━━━ RECORDS TO PROCESS
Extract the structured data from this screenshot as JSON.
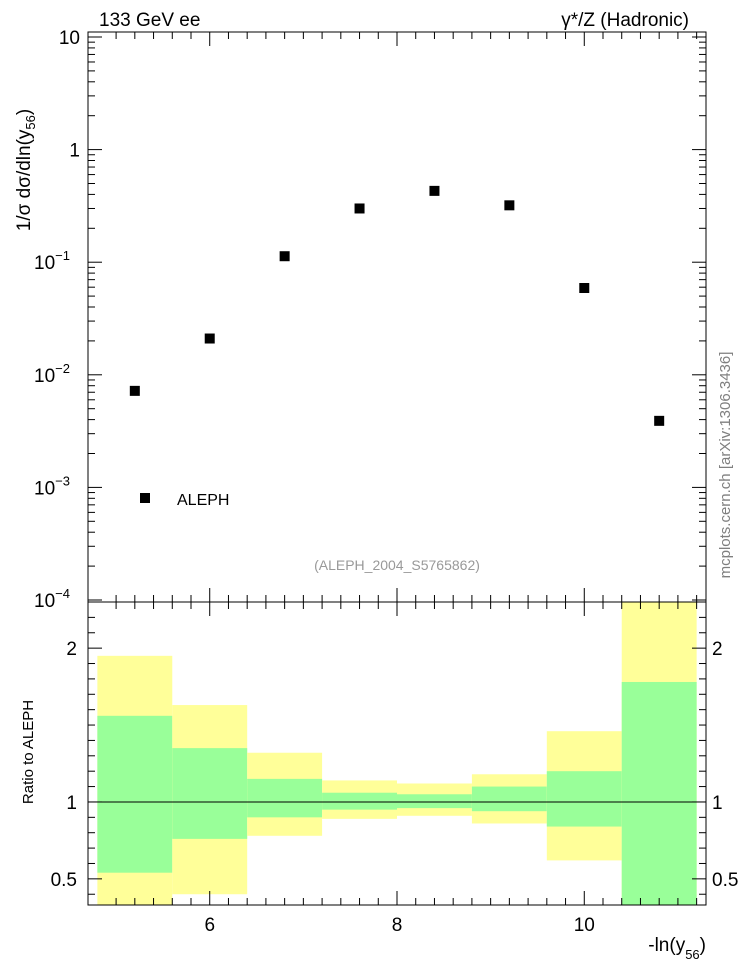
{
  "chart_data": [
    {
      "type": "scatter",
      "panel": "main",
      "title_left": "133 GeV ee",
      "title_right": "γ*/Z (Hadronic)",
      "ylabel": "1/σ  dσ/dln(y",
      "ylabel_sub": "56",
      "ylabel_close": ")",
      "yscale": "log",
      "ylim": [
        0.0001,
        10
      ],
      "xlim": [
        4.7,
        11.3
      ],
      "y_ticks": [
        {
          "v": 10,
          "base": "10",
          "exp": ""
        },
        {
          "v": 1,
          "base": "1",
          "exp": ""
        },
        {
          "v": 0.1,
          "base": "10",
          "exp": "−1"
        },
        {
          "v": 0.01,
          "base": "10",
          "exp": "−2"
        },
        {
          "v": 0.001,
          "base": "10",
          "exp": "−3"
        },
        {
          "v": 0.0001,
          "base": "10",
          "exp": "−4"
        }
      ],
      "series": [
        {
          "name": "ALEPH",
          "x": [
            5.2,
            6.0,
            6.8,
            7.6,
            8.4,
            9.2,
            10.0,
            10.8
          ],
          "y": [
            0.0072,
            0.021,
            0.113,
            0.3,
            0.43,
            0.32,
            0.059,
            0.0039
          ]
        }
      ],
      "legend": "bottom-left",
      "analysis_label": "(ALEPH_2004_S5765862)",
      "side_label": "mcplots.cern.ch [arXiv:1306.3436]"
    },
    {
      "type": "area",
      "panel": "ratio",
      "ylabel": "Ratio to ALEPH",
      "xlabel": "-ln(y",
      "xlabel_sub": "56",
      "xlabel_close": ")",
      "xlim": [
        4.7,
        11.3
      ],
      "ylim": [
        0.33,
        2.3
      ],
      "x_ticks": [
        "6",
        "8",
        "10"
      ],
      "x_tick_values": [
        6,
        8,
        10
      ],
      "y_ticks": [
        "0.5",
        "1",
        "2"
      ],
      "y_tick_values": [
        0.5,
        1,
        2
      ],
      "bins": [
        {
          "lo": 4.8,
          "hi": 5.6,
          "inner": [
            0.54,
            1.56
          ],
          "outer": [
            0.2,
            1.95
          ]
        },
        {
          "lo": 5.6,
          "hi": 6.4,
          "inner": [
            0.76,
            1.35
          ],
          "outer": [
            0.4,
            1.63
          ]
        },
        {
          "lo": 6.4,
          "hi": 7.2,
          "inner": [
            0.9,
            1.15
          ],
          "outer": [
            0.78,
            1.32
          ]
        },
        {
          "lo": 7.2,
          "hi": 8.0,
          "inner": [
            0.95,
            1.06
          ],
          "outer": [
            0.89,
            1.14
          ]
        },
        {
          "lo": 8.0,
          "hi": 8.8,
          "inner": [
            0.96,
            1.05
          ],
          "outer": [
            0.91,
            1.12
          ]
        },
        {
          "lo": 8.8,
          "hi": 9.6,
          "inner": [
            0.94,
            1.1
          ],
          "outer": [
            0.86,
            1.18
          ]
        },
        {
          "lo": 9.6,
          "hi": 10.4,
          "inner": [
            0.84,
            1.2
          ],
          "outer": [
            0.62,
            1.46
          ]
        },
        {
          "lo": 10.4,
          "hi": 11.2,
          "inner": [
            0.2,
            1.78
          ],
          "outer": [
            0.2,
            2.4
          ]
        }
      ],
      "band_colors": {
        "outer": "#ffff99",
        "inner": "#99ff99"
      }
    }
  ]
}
━━━━━━
━━━ RECORDS TO PROCESS
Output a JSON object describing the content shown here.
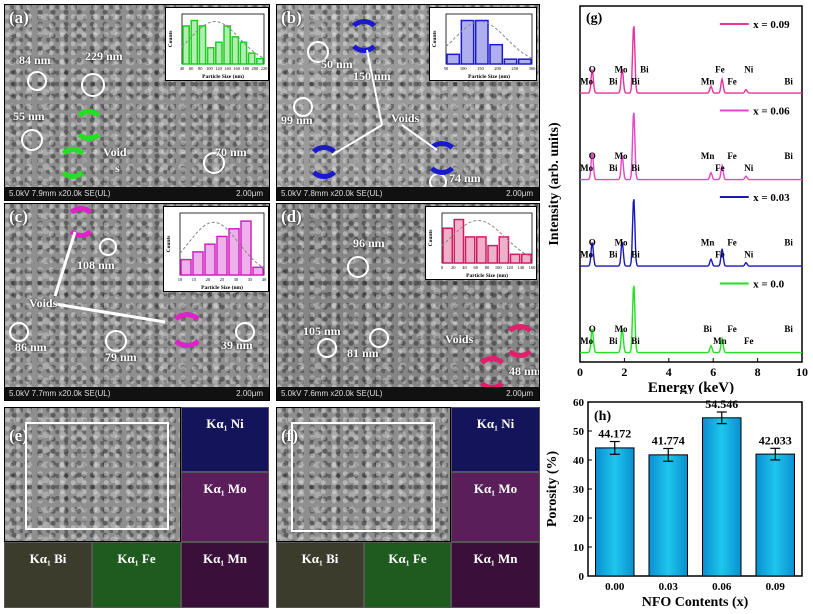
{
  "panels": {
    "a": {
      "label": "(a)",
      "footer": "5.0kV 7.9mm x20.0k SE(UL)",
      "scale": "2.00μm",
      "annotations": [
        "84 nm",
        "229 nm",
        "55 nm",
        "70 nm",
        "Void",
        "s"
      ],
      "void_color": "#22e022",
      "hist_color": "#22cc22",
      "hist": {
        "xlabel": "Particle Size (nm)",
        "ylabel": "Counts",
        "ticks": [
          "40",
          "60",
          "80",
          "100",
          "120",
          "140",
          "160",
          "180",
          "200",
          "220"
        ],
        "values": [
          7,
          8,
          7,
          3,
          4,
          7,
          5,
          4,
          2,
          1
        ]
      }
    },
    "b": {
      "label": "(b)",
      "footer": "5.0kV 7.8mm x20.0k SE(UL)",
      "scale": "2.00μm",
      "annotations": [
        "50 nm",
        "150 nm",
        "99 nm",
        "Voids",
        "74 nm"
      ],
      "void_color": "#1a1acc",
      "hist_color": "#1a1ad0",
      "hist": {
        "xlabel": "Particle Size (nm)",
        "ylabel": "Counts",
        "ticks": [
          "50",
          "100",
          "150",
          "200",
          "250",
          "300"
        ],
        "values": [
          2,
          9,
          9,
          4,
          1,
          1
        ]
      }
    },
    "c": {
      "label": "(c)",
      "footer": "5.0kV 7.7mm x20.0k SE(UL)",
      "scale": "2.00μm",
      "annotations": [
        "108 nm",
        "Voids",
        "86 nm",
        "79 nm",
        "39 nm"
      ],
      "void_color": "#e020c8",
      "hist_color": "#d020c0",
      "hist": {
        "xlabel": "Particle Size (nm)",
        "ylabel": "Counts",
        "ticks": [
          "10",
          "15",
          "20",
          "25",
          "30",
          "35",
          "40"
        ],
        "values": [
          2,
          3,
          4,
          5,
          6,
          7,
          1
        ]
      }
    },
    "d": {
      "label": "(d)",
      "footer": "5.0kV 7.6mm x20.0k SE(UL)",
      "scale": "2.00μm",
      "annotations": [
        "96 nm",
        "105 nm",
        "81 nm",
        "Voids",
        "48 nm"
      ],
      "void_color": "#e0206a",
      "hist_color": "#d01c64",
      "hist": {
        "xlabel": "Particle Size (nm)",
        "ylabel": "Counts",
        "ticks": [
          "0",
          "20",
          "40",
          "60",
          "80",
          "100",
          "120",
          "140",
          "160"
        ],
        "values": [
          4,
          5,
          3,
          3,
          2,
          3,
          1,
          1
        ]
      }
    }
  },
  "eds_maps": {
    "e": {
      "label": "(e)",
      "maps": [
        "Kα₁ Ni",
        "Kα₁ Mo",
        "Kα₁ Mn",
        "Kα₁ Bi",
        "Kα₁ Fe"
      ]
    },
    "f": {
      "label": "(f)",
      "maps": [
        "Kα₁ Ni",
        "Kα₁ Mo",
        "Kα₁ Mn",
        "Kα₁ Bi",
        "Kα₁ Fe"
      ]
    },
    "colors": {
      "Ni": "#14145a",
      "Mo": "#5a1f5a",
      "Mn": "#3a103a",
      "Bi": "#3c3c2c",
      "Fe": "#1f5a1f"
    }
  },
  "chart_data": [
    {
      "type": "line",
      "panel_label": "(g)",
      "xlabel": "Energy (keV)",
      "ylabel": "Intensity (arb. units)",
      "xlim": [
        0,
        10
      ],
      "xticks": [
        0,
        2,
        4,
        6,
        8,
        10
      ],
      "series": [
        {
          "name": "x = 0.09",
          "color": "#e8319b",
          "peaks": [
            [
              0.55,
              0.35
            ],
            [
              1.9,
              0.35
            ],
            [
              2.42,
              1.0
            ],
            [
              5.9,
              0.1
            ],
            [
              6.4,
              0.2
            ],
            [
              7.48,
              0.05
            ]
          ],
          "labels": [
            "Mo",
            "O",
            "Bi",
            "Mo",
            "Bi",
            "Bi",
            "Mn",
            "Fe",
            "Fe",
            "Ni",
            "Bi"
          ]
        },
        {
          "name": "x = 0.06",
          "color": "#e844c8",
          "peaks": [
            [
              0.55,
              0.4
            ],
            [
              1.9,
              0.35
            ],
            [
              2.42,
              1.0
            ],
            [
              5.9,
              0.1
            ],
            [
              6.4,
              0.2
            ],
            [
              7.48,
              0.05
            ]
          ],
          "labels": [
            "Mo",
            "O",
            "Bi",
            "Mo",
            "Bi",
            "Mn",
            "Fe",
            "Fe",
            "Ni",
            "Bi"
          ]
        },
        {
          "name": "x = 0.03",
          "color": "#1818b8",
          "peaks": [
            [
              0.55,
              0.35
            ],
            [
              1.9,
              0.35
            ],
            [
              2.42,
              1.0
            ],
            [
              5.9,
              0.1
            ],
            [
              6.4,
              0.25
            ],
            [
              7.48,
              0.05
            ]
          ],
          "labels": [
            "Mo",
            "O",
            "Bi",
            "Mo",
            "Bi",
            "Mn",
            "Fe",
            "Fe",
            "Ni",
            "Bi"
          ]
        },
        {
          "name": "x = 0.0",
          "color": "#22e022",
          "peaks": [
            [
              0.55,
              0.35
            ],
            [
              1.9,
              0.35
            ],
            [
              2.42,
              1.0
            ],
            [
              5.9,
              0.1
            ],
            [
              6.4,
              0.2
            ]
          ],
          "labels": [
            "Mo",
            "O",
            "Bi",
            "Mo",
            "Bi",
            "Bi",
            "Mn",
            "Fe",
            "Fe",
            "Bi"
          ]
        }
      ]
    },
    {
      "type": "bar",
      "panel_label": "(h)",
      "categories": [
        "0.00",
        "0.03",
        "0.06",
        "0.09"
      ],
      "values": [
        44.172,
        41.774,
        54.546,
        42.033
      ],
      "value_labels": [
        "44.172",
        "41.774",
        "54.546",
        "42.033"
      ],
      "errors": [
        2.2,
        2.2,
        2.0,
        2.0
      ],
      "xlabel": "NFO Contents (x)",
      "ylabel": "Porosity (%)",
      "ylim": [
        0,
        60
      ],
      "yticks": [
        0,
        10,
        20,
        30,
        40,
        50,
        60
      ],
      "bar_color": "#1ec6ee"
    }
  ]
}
━━━━━━
## REQUIREMENTS:
Extract, from the material above, each line holding the word "type".

## EXPECTED OUTPUT:
      "type": "scatter",
      "type": "area",
      "type": "line",
      "type": "bar",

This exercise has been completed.